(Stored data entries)
··········
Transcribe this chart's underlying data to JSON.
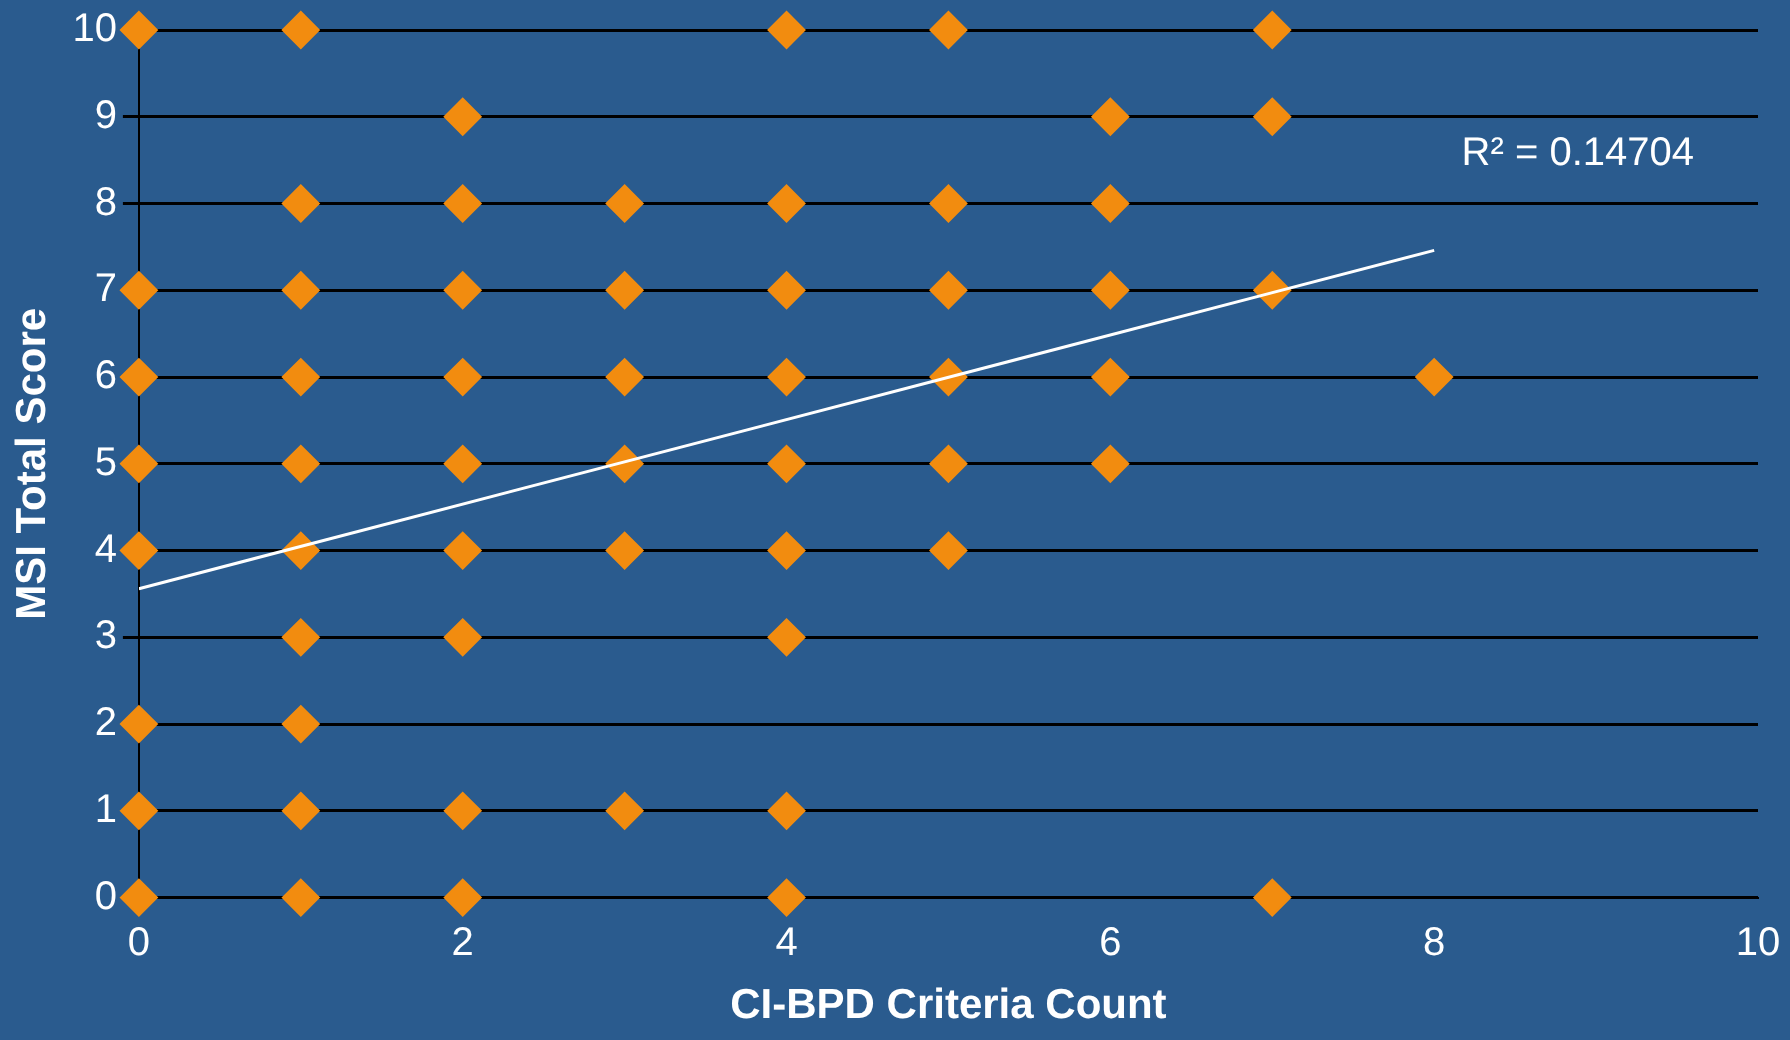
{
  "chart_data": {
    "type": "scatter",
    "xlabel": "CI-BPD Criteria Count",
    "ylabel": "MSI Total Score",
    "annotations": [
      "R² = 0.14704"
    ],
    "series": [
      {
        "color": "#f28c0f",
        "marker": "diamond",
        "x": [
          0,
          1,
          4,
          5,
          7,
          2,
          6,
          7,
          1,
          2,
          3,
          4,
          5,
          6,
          0,
          1,
          2,
          3,
          4,
          5,
          6,
          7,
          0,
          1,
          2,
          3,
          4,
          5,
          6,
          8,
          0,
          1,
          2,
          3,
          4,
          5,
          6,
          0,
          1,
          2,
          3,
          4,
          5,
          1,
          2,
          4,
          0,
          1,
          0,
          1,
          2,
          3,
          4,
          0,
          1,
          2,
          4,
          7
        ],
        "values": [
          10,
          10,
          10,
          10,
          10,
          9,
          9,
          9,
          8,
          8,
          8,
          8,
          8,
          8,
          7,
          7,
          7,
          7,
          7,
          7,
          7,
          7,
          6,
          6,
          6,
          6,
          6,
          6,
          6,
          6,
          5,
          5,
          5,
          5,
          5,
          5,
          5,
          4,
          4,
          4,
          4,
          4,
          4,
          3,
          3,
          3,
          2,
          2,
          1,
          1,
          1,
          1,
          1,
          0,
          0,
          0,
          0,
          0
        ]
      },
      {
        "type": "line",
        "marker": "none",
        "color": "#ffffff",
        "x": [
          0,
          8
        ],
        "values": [
          3.56,
          7.46
        ]
      }
    ],
    "xlim": [
      0,
      10
    ],
    "xticks": [
      0,
      2,
      4,
      6,
      8,
      10
    ],
    "ylim": [
      0,
      10
    ],
    "yticks": [
      0,
      1,
      2,
      3,
      4,
      5,
      6,
      7,
      8,
      9,
      10
    ],
    "grid": "y",
    "legend": false
  }
}
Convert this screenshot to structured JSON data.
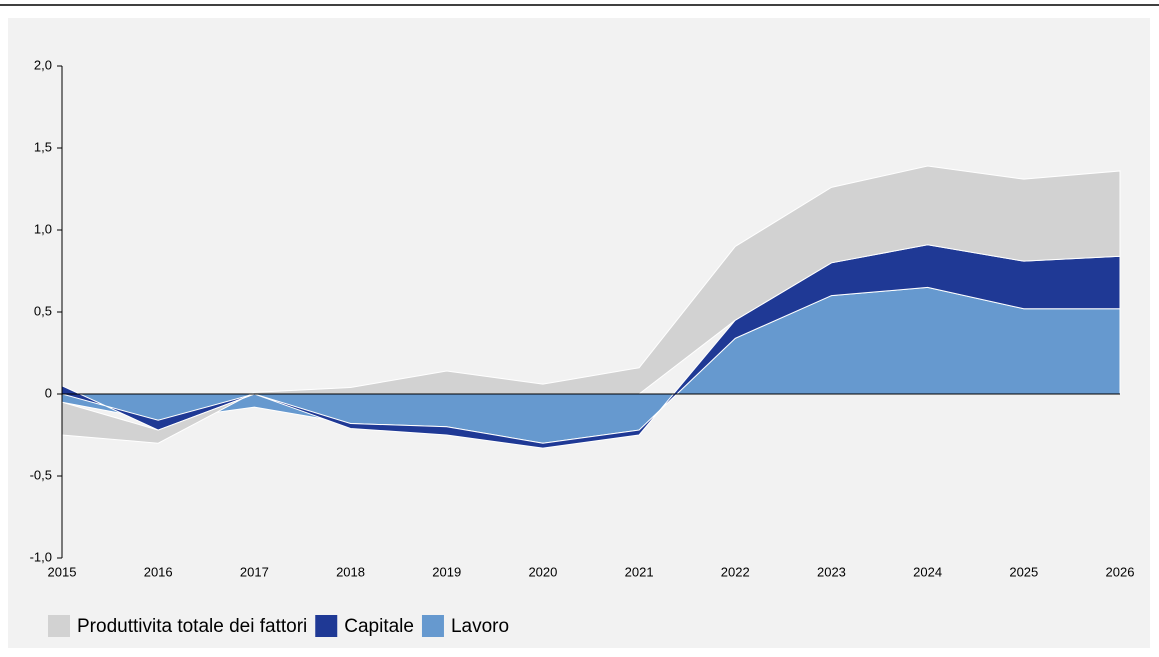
··········
-- REQUIRED TASK --
Give the entries again without a single change, but with no pictures.

-- TASK RESULT --
Transcribe this chart's underlying data to JSON.
{
  "chart_data": {
    "type": "scatter",
    "xlabel": "CI-BPD Criteria Count",
    "ylabel": "MSI Total Score",
    "annotations": [
      "R² = 0.14704"
    ],
    "series": [
      {
        "color": "#f28c0f",
        "marker": "diamond",
        "x": [
          0,
          1,
          4,
          5,
          7,
          2,
          6,
          7,
          1,
          2,
          3,
          4,
          5,
          6,
          0,
          1,
          2,
          3,
          4,
          5,
          6,
          7,
          0,
          1,
          2,
          3,
          4,
          5,
          6,
          8,
          0,
          1,
          2,
          3,
          4,
          5,
          6,
          0,
          1,
          2,
          3,
          4,
          5,
          1,
          2,
          4,
          0,
          1,
          0,
          1,
          2,
          3,
          4,
          0,
          1,
          2,
          4,
          7
        ],
        "values": [
          10,
          10,
          10,
          10,
          10,
          9,
          9,
          9,
          8,
          8,
          8,
          8,
          8,
          8,
          7,
          7,
          7,
          7,
          7,
          7,
          7,
          7,
          6,
          6,
          6,
          6,
          6,
          6,
          6,
          6,
          5,
          5,
          5,
          5,
          5,
          5,
          5,
          4,
          4,
          4,
          4,
          4,
          4,
          3,
          3,
          3,
          2,
          2,
          1,
          1,
          1,
          1,
          1,
          0,
          0,
          0,
          0,
          0
        ]
      },
      {
        "type": "line",
        "marker": "none",
        "color": "#ffffff",
        "x": [
          0,
          8
        ],
        "values": [
          3.56,
          7.46
        ]
      }
    ],
    "xlim": [
      0,
      10
    ],
    "xticks": [
      0,
      2,
      4,
      6,
      8,
      10
    ],
    "ylim": [
      0,
      10
    ],
    "yticks": [
      0,
      1,
      2,
      3,
      4,
      5,
      6,
      7,
      8,
      9,
      10
    ],
    "grid": "y",
    "legend": false
  }
}
Convert this screenshot to structured JSON data.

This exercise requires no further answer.